START Source records

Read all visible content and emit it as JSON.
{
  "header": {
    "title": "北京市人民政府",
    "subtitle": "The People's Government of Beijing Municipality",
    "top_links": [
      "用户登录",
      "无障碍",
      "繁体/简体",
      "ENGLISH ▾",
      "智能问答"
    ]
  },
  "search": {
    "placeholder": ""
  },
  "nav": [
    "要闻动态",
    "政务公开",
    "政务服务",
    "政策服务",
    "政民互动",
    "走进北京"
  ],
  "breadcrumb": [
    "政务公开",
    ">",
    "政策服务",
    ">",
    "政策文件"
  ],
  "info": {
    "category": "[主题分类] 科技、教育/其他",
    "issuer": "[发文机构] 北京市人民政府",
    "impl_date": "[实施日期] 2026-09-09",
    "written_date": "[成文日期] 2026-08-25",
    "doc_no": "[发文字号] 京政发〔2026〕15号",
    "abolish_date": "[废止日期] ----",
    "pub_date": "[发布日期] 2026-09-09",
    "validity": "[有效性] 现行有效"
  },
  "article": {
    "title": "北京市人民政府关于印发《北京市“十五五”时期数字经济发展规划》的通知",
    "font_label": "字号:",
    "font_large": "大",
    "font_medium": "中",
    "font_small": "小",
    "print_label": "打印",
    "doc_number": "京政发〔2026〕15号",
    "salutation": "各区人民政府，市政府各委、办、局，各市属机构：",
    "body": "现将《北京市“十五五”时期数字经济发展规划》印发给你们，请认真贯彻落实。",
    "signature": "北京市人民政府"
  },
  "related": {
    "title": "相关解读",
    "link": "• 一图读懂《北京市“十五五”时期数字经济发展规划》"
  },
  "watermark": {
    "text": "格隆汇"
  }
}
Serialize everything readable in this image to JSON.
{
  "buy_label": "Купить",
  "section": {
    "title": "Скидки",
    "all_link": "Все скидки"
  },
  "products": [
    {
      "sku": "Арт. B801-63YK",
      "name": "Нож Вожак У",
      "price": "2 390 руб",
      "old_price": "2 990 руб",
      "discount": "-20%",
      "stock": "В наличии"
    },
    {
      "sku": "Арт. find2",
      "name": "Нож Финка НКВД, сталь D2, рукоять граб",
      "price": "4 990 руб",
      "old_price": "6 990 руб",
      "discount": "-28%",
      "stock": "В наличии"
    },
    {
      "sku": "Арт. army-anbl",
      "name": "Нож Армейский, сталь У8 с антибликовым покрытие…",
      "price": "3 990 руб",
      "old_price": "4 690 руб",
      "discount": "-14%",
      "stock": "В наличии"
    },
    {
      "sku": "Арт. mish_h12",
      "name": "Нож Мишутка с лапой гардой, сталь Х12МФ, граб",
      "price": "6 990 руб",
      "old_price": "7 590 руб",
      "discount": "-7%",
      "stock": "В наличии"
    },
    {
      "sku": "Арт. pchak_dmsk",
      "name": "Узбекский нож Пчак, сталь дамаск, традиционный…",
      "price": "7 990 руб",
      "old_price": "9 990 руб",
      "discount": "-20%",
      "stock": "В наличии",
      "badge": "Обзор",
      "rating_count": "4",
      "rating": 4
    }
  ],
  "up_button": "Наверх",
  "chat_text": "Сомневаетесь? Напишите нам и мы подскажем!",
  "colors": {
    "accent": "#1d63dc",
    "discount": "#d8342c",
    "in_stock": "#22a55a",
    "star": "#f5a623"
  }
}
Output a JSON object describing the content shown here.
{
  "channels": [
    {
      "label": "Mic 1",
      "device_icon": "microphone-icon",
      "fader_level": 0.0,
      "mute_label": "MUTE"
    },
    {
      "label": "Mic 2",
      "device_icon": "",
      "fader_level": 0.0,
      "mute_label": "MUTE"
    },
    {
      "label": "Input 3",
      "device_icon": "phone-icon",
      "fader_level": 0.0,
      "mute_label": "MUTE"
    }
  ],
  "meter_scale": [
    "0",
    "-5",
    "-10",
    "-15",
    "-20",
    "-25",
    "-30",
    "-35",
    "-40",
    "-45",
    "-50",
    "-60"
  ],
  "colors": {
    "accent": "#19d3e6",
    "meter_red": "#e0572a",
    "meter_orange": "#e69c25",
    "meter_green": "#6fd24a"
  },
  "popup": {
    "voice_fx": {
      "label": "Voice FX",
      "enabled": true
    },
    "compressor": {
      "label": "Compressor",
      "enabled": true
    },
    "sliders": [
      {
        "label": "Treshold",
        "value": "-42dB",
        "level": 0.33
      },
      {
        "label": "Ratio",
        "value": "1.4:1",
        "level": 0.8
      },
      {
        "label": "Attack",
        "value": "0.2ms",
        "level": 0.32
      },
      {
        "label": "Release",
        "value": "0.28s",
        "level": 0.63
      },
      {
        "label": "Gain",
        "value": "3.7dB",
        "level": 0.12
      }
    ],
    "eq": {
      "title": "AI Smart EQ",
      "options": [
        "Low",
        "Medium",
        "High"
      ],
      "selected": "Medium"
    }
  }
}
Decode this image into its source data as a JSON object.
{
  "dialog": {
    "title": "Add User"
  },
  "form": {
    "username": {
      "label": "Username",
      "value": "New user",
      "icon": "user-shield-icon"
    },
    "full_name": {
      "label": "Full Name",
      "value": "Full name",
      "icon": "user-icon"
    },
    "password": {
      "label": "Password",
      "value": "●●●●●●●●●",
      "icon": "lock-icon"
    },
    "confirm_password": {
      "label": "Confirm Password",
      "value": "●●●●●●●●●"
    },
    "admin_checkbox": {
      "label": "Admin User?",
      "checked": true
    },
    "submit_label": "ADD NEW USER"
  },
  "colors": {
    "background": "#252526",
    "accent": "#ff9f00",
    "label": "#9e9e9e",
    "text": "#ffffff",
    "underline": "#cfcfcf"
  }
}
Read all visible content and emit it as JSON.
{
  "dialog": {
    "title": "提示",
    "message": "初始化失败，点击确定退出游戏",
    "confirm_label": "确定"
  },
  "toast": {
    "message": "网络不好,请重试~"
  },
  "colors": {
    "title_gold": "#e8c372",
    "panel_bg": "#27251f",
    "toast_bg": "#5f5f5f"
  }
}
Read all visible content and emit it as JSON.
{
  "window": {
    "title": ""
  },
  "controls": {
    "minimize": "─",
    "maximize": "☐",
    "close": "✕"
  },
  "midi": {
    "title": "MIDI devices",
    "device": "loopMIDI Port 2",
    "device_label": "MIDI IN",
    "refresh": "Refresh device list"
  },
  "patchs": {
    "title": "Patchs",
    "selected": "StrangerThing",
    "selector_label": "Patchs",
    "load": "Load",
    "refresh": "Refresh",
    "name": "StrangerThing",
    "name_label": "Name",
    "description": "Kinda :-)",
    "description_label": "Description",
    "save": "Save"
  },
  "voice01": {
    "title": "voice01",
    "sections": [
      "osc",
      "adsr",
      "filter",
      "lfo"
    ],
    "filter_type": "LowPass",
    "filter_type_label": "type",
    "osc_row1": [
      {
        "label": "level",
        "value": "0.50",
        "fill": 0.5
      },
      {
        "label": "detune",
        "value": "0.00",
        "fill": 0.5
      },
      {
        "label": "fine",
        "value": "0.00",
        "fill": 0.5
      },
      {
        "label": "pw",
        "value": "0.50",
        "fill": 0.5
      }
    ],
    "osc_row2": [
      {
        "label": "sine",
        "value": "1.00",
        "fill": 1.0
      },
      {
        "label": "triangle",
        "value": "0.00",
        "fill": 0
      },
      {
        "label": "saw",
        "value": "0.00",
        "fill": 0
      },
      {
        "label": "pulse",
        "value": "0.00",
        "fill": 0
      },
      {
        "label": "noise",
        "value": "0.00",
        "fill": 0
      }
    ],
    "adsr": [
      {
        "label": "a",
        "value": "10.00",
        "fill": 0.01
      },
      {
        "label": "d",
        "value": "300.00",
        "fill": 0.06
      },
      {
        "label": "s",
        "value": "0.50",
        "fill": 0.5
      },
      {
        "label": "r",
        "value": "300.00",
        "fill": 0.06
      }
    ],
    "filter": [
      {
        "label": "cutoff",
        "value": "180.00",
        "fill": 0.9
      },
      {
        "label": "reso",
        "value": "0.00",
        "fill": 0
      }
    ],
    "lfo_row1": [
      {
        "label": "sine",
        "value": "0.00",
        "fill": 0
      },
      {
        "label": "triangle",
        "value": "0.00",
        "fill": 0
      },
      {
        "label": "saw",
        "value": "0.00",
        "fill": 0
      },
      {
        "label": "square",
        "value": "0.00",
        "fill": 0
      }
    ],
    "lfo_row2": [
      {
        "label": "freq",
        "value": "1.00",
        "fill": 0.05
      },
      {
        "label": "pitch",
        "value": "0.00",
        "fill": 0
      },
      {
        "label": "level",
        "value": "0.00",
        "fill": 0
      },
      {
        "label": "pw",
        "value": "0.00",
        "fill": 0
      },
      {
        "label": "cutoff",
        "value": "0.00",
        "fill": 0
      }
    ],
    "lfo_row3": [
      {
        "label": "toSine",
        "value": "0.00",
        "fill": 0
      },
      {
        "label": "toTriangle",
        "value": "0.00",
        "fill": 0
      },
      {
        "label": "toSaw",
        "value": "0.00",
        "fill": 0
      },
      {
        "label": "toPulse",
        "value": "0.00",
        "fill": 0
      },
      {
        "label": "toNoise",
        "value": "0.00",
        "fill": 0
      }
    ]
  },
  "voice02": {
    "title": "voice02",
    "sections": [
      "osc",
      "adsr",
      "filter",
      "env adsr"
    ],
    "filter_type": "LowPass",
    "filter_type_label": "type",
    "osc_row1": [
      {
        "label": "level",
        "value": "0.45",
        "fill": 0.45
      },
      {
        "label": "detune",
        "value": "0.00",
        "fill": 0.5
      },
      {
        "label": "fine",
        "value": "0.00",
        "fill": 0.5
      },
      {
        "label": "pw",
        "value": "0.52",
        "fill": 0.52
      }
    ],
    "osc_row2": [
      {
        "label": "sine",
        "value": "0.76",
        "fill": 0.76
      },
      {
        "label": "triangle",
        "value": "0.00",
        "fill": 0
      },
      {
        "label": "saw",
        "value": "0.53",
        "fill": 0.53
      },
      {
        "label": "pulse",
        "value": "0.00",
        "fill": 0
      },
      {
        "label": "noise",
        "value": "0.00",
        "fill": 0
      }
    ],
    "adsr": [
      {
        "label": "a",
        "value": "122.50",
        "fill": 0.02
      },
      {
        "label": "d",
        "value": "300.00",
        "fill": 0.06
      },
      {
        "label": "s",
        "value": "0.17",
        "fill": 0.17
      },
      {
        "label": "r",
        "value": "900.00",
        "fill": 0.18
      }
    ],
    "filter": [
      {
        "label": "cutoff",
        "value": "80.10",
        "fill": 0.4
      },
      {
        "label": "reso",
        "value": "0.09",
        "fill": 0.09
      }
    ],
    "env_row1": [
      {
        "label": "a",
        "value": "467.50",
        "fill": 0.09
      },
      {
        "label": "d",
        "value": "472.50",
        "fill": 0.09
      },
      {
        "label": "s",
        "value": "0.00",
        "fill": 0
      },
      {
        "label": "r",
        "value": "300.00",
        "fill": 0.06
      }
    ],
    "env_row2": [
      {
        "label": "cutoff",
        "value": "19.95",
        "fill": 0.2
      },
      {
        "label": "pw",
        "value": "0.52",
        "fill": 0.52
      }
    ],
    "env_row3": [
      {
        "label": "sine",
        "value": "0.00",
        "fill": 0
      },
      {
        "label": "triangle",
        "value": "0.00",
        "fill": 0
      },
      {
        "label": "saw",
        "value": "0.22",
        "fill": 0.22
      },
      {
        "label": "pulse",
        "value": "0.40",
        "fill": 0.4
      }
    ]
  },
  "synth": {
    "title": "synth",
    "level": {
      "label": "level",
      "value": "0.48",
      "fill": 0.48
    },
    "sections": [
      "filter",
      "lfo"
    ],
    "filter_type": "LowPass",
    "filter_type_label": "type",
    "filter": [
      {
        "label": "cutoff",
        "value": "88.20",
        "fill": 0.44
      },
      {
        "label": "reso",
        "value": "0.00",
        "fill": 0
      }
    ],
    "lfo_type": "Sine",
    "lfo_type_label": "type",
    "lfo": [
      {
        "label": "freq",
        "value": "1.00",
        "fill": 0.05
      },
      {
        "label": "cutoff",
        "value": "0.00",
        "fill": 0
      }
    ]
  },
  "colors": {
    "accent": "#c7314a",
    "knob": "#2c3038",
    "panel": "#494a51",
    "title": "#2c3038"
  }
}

END Source records

Stated goal
Report how many lines of the listing above include the word "selected". Say nothing but the number.

Answer to this problem
2